- Objective -
Give back every line exactly as it appears, pictures excluded.

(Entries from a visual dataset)
━━━

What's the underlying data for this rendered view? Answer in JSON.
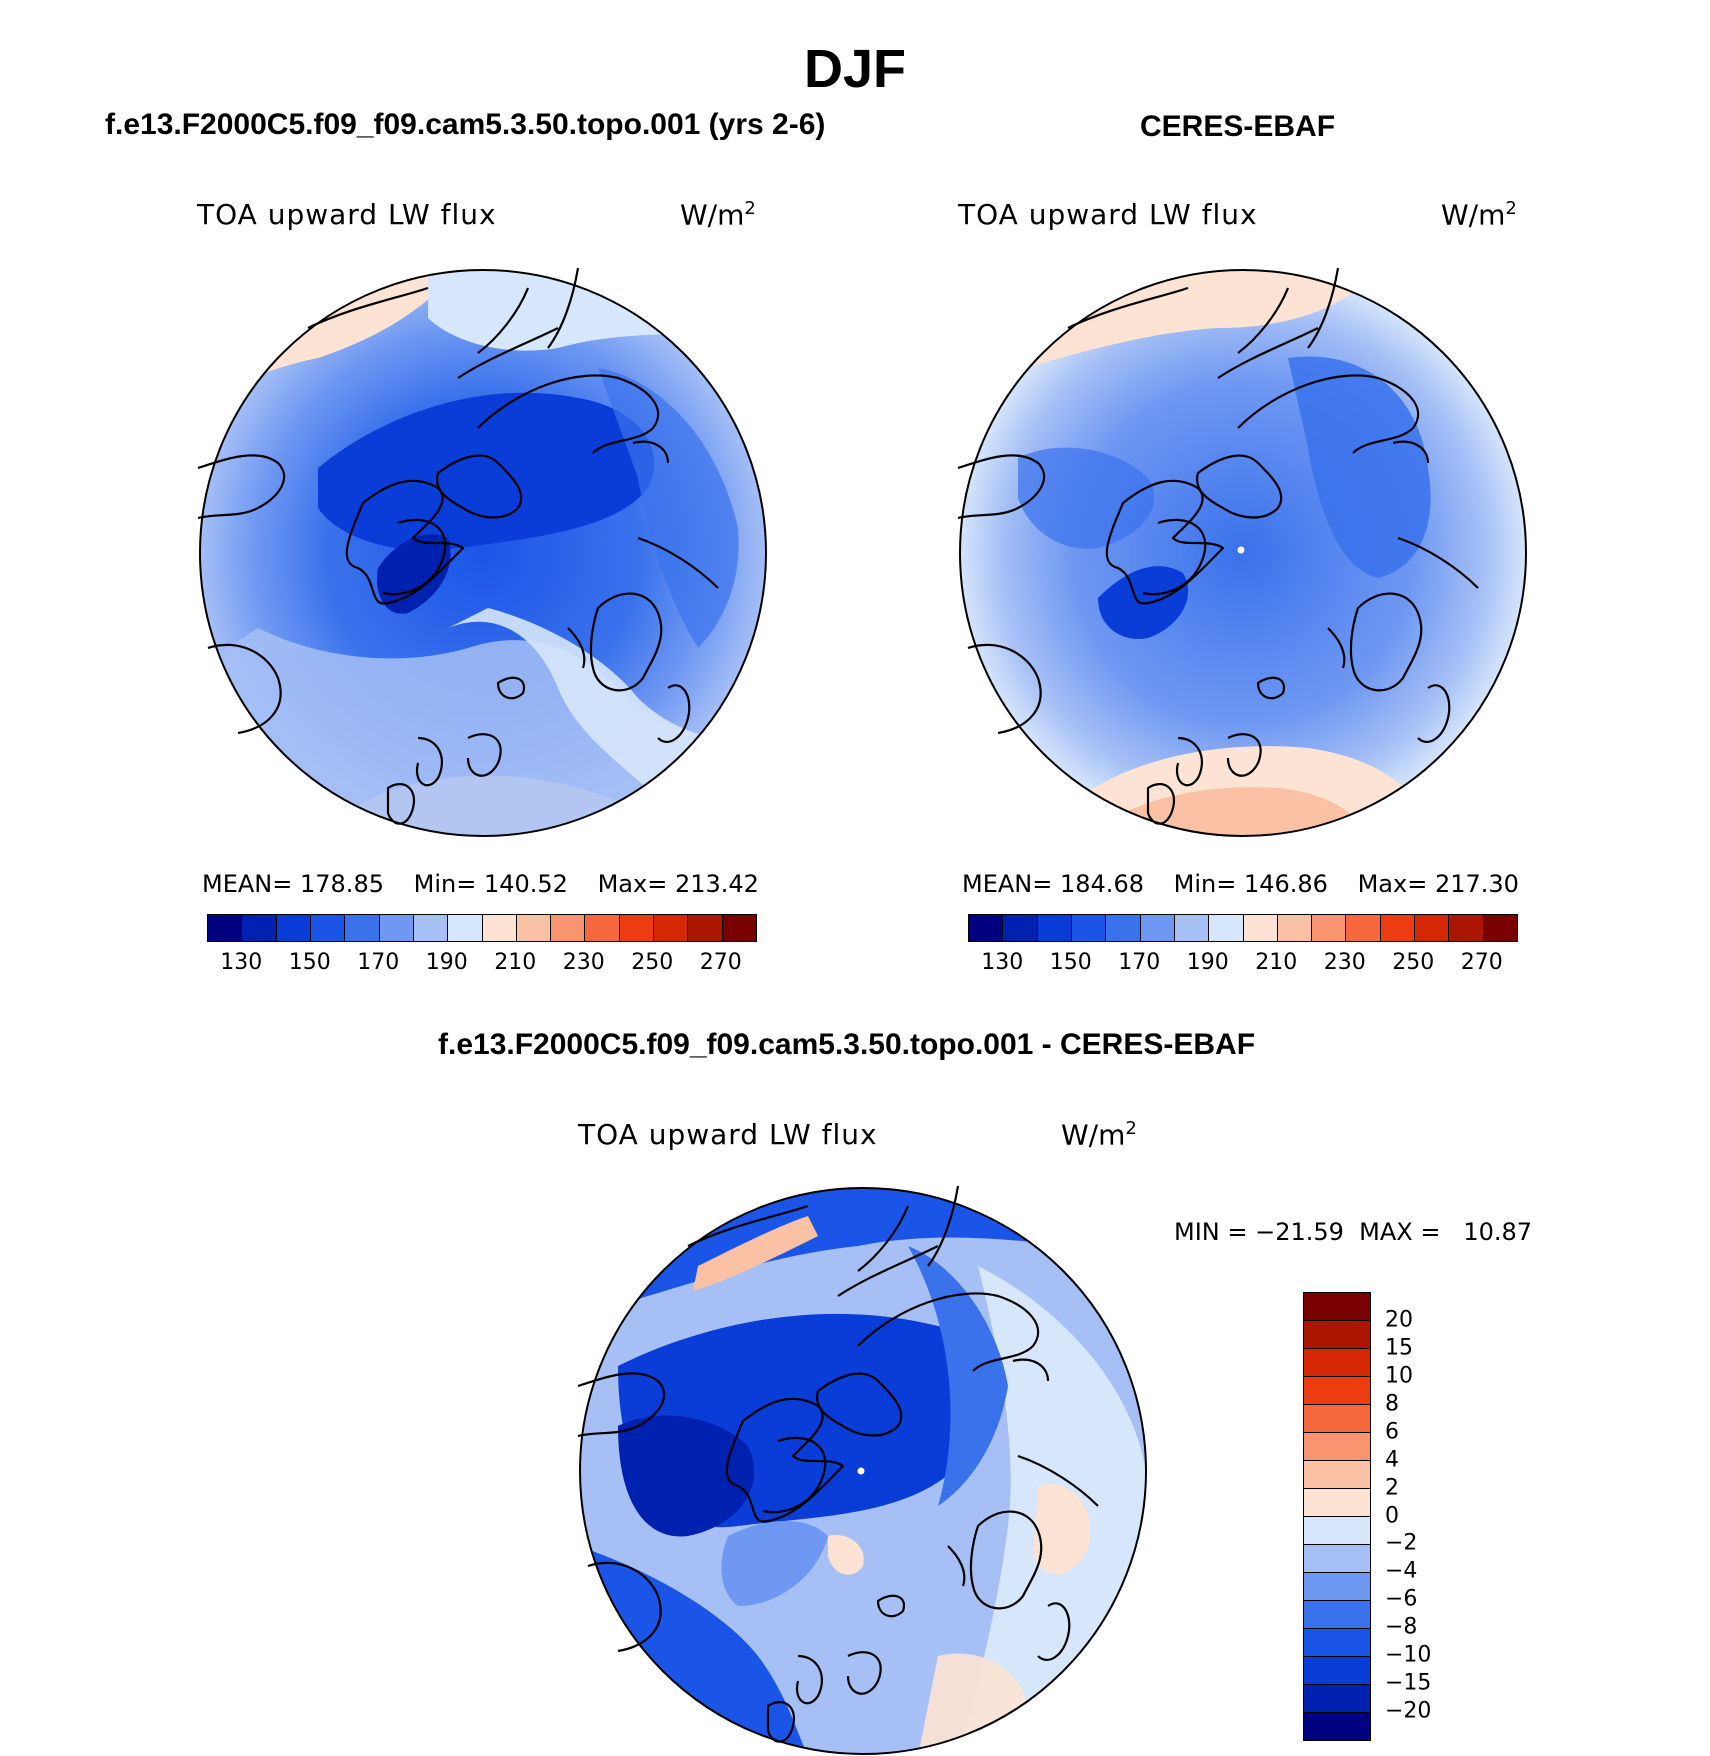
{
  "figure": {
    "season": "DJF",
    "colors": {
      "ramp": [
        "#000080",
        "#0020b0",
        "#0a3cd8",
        "#1a55e8",
        "#3a72ec",
        "#6f98f2",
        "#a6c0f6",
        "#d6e6fb",
        "#fde3d4",
        "#fbc1a5",
        "#f89570",
        "#f5673c",
        "#ee3c12",
        "#d42704",
        "#ab1600",
        "#7a0000"
      ],
      "coast": "#000000",
      "pole_dot": "#ffffff"
    }
  },
  "panels": [
    {
      "title": "f.e13.F2000C5.f09_f09.cam5.3.50.topo.001 (yrs 2-6)",
      "variable": "TOA upward LW flux",
      "units_base": "W/m",
      "units_exp": "2",
      "stats": {
        "mean_label": "MEAN=",
        "mean": "178.85",
        "min_label": "Min=",
        "min": "140.52",
        "max_label": "Max=",
        "max": "213.42"
      },
      "colorbar_ticks": [
        "130",
        "150",
        "170",
        "190",
        "210",
        "230",
        "250",
        "270"
      ]
    },
    {
      "title": "CERES-EBAF",
      "variable": "TOA upward LW flux",
      "units_base": "W/m",
      "units_exp": "2",
      "stats": {
        "mean_label": "MEAN=",
        "mean": "184.68",
        "min_label": "Min=",
        "min": "146.86",
        "max_label": "Max=",
        "max": "217.30"
      },
      "colorbar_ticks": [
        "130",
        "150",
        "170",
        "190",
        "210",
        "230",
        "250",
        "270"
      ]
    }
  ],
  "diff_panel": {
    "title": "f.e13.F2000C5.f09_f09.cam5.3.50.topo.001 - CERES-EBAF",
    "variable": "TOA upward LW flux",
    "units_base": "W/m",
    "units_exp": "2",
    "minmax": "MIN = −21.59  MAX =   10.87",
    "colorbar_labels": [
      "20",
      "15",
      "10",
      "8",
      "6",
      "4",
      "2",
      "0",
      "−2",
      "−4",
      "−6",
      "−8",
      "−10",
      "−15",
      "−20"
    ],
    "colorbar_colors": [
      "#7a0000",
      "#ab1600",
      "#d42704",
      "#ee3c12",
      "#f5673c",
      "#f89570",
      "#fbc1a5",
      "#fde3d4",
      "#d6e6fb",
      "#a6c0f6",
      "#6f98f2",
      "#3a72ec",
      "#1a55e8",
      "#0a3cd8",
      "#0020b0",
      "#000080"
    ]
  }
}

━━━

- Expected output -
What's the underlying data for this rendered view? Answer in JSON.
{
  "figure": {
    "season": "DJF",
    "colors": {
      "ramp": [
        "#000080",
        "#0020b0",
        "#0a3cd8",
        "#1a55e8",
        "#3a72ec",
        "#6f98f2",
        "#a6c0f6",
        "#d6e6fb",
        "#fde3d4",
        "#fbc1a5",
        "#f89570",
        "#f5673c",
        "#ee3c12",
        "#d42704",
        "#ab1600",
        "#7a0000"
      ],
      "coast": "#000000",
      "pole_dot": "#ffffff"
    }
  },
  "panels": [
    {
      "title": "f.e13.F2000C5.f09_f09.cam5.3.50.topo.001 (yrs 2-6)",
      "variable": "TOA upward LW flux",
      "units_base": "W/m",
      "units_exp": "2",
      "stats": {
        "mean_label": "MEAN=",
        "mean": "178.85",
        "min_label": "Min=",
        "min": "140.52",
        "max_label": "Max=",
        "max": "213.42"
      },
      "colorbar_ticks": [
        "130",
        "150",
        "170",
        "190",
        "210",
        "230",
        "250",
        "270"
      ]
    },
    {
      "title": "CERES-EBAF",
      "variable": "TOA upward LW flux",
      "units_base": "W/m",
      "units_exp": "2",
      "stats": {
        "mean_label": "MEAN=",
        "mean": "184.68",
        "min_label": "Min=",
        "min": "146.86",
        "max_label": "Max=",
        "max": "217.30"
      },
      "colorbar_ticks": [
        "130",
        "150",
        "170",
        "190",
        "210",
        "230",
        "250",
        "270"
      ]
    }
  ],
  "diff_panel": {
    "title": "f.e13.F2000C5.f09_f09.cam5.3.50.topo.001 - CERES-EBAF",
    "variable": "TOA upward LW flux",
    "units_base": "W/m",
    "units_exp": "2",
    "minmax": "MIN = −21.59  MAX =   10.87",
    "colorbar_labels": [
      "20",
      "15",
      "10",
      "8",
      "6",
      "4",
      "2",
      "0",
      "−2",
      "−4",
      "−6",
      "−8",
      "−10",
      "−15",
      "−20"
    ],
    "colorbar_colors": [
      "#7a0000",
      "#ab1600",
      "#d42704",
      "#ee3c12",
      "#f5673c",
      "#f89570",
      "#fbc1a5",
      "#fde3d4",
      "#d6e6fb",
      "#a6c0f6",
      "#6f98f2",
      "#3a72ec",
      "#1a55e8",
      "#0a3cd8",
      "#0020b0",
      "#000080"
    ]
  }
}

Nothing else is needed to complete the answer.